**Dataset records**
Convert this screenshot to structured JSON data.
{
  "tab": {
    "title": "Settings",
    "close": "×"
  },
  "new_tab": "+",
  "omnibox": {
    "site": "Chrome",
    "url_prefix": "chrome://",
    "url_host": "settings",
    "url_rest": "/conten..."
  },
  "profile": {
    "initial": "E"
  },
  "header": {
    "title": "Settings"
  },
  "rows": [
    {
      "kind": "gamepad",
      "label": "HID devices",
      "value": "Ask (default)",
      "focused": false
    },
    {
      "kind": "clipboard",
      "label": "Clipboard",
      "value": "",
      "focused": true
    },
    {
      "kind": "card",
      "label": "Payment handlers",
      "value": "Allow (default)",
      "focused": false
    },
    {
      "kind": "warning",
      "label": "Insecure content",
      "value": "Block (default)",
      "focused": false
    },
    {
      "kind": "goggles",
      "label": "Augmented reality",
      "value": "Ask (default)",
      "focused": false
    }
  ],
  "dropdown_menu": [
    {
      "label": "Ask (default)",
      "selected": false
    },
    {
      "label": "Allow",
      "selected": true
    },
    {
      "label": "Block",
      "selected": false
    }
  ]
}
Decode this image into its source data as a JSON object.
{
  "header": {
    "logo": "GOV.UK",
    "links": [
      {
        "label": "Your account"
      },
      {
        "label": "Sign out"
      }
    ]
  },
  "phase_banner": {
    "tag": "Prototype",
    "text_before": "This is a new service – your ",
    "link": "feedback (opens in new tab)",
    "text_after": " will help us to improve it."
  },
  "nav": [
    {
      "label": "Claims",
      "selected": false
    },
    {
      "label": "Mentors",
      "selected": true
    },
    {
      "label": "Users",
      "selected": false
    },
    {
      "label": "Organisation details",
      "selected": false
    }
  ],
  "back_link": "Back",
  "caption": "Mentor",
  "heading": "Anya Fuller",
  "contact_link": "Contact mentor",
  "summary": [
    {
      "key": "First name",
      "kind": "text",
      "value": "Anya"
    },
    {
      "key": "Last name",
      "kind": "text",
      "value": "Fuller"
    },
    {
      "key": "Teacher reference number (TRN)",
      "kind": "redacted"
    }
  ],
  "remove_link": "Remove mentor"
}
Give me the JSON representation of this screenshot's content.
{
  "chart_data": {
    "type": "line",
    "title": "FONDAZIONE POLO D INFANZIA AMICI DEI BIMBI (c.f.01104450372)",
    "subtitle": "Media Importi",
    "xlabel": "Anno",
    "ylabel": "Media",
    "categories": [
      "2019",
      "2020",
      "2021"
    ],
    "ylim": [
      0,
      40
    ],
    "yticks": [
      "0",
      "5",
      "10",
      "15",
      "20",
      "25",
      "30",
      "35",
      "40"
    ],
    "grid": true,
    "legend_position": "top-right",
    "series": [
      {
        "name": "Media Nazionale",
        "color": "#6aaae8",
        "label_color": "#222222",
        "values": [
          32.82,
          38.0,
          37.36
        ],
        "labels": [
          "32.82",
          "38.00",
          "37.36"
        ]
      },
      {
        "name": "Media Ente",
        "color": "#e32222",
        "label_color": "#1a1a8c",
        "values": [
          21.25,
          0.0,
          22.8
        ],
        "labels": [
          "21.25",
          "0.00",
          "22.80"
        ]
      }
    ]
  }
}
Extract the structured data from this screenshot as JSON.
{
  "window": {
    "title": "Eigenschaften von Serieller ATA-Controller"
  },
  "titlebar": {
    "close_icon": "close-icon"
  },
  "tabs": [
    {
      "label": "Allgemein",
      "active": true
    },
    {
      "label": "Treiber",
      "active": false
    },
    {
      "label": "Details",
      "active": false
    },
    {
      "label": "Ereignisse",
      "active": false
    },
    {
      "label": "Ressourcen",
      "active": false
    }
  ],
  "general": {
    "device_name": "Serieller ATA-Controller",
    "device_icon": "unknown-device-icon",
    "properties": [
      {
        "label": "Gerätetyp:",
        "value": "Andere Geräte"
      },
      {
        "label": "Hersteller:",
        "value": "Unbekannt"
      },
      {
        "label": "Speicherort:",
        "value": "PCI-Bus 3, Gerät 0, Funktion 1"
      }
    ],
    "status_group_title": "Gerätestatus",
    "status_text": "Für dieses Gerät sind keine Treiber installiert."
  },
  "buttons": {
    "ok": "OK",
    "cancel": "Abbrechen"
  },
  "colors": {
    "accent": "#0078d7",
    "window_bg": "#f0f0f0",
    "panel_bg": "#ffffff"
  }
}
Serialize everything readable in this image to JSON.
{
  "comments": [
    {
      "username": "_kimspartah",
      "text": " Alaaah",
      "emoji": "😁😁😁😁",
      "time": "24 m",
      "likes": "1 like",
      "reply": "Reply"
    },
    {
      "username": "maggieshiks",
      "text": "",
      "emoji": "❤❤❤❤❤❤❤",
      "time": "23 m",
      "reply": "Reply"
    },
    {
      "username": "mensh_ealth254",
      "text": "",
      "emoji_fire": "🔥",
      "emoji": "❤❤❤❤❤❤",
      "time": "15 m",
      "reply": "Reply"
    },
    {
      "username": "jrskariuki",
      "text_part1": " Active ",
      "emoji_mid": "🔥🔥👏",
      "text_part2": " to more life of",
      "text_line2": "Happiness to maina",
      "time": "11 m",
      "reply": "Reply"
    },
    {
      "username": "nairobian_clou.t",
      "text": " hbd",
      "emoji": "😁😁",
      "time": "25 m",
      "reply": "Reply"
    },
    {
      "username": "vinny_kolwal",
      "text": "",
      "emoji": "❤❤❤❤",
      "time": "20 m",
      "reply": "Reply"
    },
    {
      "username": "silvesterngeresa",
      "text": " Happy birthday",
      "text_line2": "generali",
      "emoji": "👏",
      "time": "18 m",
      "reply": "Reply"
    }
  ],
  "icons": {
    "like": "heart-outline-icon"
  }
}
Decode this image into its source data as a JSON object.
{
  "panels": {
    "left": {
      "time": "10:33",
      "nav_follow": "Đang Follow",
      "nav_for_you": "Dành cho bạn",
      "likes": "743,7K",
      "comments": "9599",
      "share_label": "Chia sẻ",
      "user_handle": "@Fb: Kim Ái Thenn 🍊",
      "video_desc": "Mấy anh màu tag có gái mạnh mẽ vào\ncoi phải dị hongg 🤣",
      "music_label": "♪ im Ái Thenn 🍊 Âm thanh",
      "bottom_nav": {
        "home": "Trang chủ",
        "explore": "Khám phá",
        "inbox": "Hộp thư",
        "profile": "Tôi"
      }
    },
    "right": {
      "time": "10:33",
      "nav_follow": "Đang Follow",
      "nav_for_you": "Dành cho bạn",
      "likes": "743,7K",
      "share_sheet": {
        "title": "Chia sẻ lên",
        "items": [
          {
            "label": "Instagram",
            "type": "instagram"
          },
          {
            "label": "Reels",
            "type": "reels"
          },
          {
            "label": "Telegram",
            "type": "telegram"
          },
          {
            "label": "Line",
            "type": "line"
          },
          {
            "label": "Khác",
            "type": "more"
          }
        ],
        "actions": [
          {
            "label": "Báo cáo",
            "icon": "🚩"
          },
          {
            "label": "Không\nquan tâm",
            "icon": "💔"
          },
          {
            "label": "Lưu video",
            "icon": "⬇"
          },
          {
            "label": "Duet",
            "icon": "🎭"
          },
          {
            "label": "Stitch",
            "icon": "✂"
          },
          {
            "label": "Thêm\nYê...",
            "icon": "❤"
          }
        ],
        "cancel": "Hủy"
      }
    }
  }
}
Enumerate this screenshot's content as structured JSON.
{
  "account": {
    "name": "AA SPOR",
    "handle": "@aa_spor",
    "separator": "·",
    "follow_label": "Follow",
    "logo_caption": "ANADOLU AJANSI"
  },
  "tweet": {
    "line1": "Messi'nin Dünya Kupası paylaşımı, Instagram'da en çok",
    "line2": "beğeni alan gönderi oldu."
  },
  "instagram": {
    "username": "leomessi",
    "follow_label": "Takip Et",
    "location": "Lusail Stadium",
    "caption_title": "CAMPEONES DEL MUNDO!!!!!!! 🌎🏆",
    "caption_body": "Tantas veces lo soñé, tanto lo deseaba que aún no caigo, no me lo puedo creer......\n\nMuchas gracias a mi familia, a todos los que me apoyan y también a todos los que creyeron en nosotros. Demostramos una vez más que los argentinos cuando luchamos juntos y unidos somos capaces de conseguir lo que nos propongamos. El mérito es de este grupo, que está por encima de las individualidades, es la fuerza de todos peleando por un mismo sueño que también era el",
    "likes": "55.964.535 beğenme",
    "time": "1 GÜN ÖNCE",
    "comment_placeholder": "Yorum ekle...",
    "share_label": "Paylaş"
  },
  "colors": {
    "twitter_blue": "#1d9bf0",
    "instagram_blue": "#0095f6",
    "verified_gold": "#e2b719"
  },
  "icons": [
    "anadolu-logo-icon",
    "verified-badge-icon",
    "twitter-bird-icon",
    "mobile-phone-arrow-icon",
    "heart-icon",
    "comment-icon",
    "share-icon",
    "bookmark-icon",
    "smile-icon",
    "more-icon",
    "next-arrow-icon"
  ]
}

**YOUR OBJECTIVE**
Copy each line of the entries that includes the word "Chia".

**TASK RESPONSE**
      "share_label": "Chia sẻ",
        "title": "Chia sẻ lên",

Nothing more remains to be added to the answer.